— begin DATA LINES —

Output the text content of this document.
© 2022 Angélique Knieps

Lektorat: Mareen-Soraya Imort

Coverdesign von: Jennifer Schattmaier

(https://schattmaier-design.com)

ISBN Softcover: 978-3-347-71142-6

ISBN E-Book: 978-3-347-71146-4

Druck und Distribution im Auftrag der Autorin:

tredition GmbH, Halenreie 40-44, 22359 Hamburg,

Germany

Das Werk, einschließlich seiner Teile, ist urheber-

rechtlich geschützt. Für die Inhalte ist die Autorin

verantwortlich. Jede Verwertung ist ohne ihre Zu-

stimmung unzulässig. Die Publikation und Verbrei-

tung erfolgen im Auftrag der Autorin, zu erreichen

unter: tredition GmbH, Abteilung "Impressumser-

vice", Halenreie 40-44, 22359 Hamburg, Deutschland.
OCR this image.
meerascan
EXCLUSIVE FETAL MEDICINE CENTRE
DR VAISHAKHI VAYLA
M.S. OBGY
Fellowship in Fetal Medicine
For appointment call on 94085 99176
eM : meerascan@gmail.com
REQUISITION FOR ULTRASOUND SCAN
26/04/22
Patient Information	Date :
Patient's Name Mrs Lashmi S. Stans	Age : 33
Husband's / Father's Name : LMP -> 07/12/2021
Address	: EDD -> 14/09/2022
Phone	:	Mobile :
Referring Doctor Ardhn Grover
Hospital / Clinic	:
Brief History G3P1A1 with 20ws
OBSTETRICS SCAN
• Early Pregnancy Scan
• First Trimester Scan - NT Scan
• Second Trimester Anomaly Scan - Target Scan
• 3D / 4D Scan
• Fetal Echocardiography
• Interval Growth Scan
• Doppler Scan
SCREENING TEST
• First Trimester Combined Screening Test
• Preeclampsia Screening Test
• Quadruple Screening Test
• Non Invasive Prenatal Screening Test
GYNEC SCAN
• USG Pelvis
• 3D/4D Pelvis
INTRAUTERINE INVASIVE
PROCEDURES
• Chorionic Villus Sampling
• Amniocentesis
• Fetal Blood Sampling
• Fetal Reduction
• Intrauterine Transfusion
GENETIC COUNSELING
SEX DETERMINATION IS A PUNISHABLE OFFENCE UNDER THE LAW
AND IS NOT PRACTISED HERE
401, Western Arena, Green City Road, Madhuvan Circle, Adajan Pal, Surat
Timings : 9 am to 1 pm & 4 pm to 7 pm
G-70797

— end DATA LINES —

## SET TASK
The records above should be restated word for word, please.

## ANSWER FOR THE TASK
Output the text content of this document.
© 2022 Angélique Knieps

Lektorat: Mareen-Soraya Imort

Coverdesign von: Jennifer Schattmaier

(https://schattmaier-design.com)

ISBN Softcover: 978-3-347-71142-6

ISBN E-Book: 978-3-347-71146-4

Druck und Distribution im Auftrag der Autorin:

tredition GmbH, Halenreie 40-44, 22359 Hamburg,

Germany

Das Werk, einschließlich seiner Teile, ist urheber-

rechtlich geschützt. Für die Inhalte ist die Autorin

verantwortlich. Jede Verwertung ist ohne ihre Zu-

stimmung unzulässig. Die Publikation und Verbrei-

tung erfolgen im Auftrag der Autorin, zu erreichen

unter: tredition GmbH, Abteilung "Impressumser-

vice", Halenreie 40-44, 22359 Hamburg, Deutschland.
OCR this image.
meerascan
EXCLUSIVE FETAL MEDICINE CENTRE
DR VAISHAKHI VAYLA
M.S. OBGY
Fellowship in Fetal Medicine
For appointment call on 94085 99176
eM : meerascan@gmail.com
REQUISITION FOR ULTRASOUND SCAN
26/04/22
Patient Information	Date :
Patient's Name Mrs Lashmi S. Stans	Age : 33
Husband's / Father's Name : LMP -> 07/12/2021
Address	: EDD -> 14/09/2022
Phone	:	Mobile :
Referring Doctor Ardhn Grover
Hospital / Clinic	:
Brief History G3P1A1 with 20ws
OBSTETRICS SCAN
• Early Pregnancy Scan
• First Trimester Scan - NT Scan
• Second Trimester Anomaly Scan - Target Scan
• 3D / 4D Scan
• Fetal Echocardiography
• Interval Growth Scan
• Doppler Scan
SCREENING TEST
• First Trimester Combined Screening Test
• Preeclampsia Screening Test
• Quadruple Screening Test
• Non Invasive Prenatal Screening Test
GYNEC SCAN
• USG Pelvis
• 3D/4D Pelvis
INTRAUTERINE INVASIVE
PROCEDURES
• Chorionic Villus Sampling
• Amniocentesis
• Fetal Blood Sampling
• Fetal Reduction
• Intrauterine Transfusion
GENETIC COUNSELING
SEX DETERMINATION IS A PUNISHABLE OFFENCE UNDER THE LAW
AND IS NOT PRACTISED HERE
401, Western Arena, Green City Road, Madhuvan Circle, Adajan Pal, Surat
Timings : 9 am to 1 pm & 4 pm to 7 pm
G-70797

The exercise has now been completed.